▼

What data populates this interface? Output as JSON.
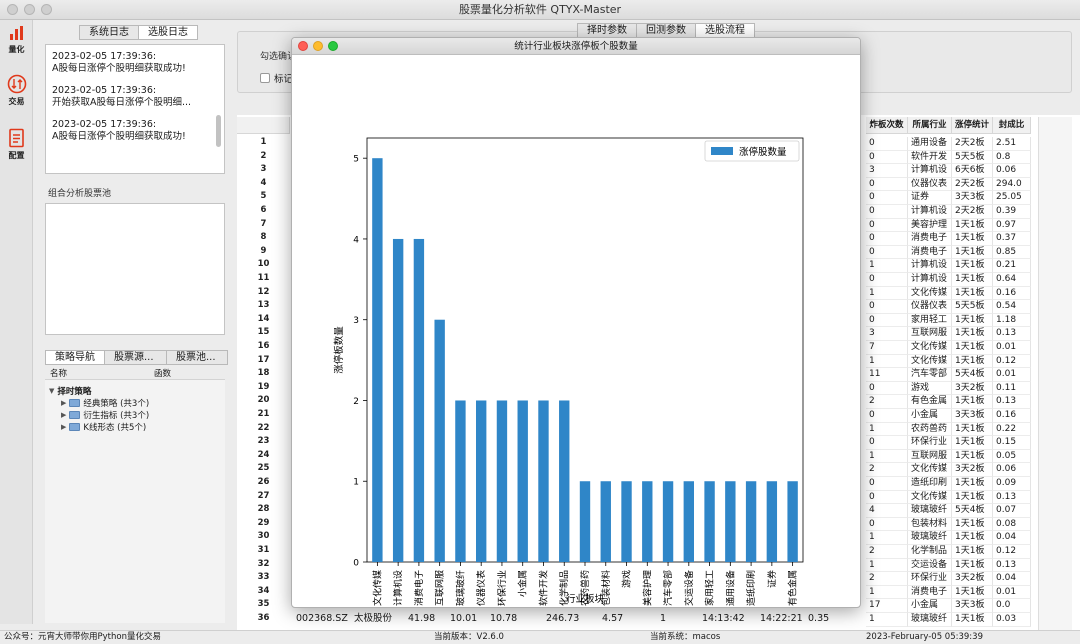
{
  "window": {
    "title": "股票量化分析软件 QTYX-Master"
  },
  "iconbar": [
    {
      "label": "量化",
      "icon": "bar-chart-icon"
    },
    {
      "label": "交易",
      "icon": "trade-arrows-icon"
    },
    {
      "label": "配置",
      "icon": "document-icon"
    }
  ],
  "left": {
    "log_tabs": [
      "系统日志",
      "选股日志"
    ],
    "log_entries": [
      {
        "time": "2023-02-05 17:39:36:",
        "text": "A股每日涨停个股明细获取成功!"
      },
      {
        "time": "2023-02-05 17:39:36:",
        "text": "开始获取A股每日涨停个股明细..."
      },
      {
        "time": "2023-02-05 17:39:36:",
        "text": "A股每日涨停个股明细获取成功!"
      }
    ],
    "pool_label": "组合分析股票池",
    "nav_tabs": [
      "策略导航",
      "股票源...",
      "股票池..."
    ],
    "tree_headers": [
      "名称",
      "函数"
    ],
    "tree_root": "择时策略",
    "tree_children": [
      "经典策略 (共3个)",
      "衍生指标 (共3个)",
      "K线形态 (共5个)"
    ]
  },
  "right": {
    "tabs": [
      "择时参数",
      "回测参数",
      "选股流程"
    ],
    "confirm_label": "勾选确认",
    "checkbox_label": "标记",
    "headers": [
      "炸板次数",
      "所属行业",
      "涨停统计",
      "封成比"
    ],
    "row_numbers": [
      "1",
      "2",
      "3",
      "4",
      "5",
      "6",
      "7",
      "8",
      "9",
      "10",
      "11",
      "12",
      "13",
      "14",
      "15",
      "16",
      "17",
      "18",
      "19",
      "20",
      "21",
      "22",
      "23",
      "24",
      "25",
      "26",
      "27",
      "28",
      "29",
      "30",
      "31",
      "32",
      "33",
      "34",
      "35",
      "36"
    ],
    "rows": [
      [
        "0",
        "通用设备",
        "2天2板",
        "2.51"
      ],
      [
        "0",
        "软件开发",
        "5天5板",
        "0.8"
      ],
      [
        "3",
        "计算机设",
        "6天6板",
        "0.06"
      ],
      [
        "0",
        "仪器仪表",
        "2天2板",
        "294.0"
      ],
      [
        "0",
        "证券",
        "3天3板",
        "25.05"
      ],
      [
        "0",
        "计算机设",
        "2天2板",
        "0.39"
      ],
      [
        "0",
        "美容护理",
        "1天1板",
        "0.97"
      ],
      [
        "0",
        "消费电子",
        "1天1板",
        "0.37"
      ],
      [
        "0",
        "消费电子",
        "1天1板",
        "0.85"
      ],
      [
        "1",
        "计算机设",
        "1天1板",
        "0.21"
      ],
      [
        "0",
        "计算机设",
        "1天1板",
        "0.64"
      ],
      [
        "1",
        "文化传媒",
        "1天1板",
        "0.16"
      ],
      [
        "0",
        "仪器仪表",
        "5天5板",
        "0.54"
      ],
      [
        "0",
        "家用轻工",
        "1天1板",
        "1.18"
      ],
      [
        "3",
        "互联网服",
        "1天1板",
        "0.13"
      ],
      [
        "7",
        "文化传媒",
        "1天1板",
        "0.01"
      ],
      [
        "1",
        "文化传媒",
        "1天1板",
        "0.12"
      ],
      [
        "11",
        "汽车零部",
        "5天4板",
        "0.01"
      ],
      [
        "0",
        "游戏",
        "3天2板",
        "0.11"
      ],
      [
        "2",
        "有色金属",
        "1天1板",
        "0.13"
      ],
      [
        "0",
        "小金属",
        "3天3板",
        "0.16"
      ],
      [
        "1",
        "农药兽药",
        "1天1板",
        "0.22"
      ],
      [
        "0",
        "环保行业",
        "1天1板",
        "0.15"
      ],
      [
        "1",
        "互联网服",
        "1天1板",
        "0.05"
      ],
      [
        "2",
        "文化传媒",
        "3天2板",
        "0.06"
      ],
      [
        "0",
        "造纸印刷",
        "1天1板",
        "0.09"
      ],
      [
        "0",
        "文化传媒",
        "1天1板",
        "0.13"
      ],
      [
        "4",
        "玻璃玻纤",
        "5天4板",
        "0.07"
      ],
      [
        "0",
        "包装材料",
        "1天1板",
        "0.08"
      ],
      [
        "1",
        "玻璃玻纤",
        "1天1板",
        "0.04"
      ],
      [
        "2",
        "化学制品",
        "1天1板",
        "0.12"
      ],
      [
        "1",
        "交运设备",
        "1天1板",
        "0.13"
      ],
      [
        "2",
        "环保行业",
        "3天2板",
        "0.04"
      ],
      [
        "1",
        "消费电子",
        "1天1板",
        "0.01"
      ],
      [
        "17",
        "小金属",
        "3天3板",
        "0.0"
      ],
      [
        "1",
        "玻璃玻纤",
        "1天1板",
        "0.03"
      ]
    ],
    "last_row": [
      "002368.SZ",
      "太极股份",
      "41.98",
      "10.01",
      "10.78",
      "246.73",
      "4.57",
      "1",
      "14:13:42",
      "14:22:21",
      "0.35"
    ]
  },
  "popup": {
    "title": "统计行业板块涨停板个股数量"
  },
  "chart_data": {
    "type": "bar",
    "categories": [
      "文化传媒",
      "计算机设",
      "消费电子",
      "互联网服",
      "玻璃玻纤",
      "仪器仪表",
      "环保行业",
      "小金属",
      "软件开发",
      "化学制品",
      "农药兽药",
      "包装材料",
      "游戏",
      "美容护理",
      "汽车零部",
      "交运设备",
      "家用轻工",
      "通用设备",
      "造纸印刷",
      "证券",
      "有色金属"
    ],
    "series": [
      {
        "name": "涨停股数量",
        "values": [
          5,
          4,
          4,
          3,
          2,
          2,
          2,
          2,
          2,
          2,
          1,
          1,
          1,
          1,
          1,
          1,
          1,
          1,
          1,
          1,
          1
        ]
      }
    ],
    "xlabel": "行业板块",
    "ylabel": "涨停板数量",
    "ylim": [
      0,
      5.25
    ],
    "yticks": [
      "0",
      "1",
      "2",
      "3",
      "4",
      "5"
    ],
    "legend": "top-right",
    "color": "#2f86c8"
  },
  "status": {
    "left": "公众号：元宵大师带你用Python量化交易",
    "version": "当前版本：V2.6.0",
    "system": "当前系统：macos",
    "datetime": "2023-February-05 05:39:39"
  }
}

▲
▼

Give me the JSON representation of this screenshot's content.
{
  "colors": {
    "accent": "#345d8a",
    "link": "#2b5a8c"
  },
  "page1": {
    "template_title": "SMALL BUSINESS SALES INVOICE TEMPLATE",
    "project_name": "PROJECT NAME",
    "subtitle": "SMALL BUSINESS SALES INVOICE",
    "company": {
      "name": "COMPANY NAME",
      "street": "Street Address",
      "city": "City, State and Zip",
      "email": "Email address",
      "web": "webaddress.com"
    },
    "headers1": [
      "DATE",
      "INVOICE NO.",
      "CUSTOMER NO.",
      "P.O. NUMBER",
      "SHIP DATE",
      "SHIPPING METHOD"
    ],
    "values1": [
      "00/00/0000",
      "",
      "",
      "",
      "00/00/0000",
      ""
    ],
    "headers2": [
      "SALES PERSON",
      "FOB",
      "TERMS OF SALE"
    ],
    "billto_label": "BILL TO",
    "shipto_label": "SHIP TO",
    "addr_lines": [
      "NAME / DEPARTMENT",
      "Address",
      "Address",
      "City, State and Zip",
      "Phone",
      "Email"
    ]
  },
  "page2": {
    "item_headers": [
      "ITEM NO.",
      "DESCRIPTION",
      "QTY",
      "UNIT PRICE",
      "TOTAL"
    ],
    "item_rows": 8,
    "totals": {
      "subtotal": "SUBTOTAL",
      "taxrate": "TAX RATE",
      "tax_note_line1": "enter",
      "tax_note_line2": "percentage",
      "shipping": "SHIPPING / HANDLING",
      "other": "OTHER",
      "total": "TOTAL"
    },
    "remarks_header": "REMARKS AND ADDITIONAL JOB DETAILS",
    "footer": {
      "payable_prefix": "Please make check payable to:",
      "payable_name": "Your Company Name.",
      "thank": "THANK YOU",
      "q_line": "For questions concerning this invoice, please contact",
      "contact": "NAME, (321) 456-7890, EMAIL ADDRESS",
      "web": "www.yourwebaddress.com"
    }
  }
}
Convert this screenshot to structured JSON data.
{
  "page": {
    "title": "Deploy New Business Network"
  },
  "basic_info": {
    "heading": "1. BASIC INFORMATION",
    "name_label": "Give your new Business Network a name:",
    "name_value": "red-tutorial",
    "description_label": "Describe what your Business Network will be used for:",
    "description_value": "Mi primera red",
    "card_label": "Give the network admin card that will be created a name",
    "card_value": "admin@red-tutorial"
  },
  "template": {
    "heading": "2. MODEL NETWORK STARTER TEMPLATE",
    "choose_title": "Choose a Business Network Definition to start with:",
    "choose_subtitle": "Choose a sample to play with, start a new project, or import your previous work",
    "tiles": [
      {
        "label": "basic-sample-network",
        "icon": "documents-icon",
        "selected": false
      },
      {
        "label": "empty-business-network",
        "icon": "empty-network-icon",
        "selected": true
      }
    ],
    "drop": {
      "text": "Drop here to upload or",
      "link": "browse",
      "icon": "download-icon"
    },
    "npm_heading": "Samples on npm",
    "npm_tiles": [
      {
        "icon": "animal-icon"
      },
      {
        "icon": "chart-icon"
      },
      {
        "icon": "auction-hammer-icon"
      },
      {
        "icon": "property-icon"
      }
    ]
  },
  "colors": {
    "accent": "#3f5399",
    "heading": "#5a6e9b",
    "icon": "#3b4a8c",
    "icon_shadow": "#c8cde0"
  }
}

▲

In the listing, find every line containing the word "screenshot" and list it.

▶ _RESPONSE_
Give me the JSON representation of this screenshot's content.
Convert this screenshot to structured JSON data.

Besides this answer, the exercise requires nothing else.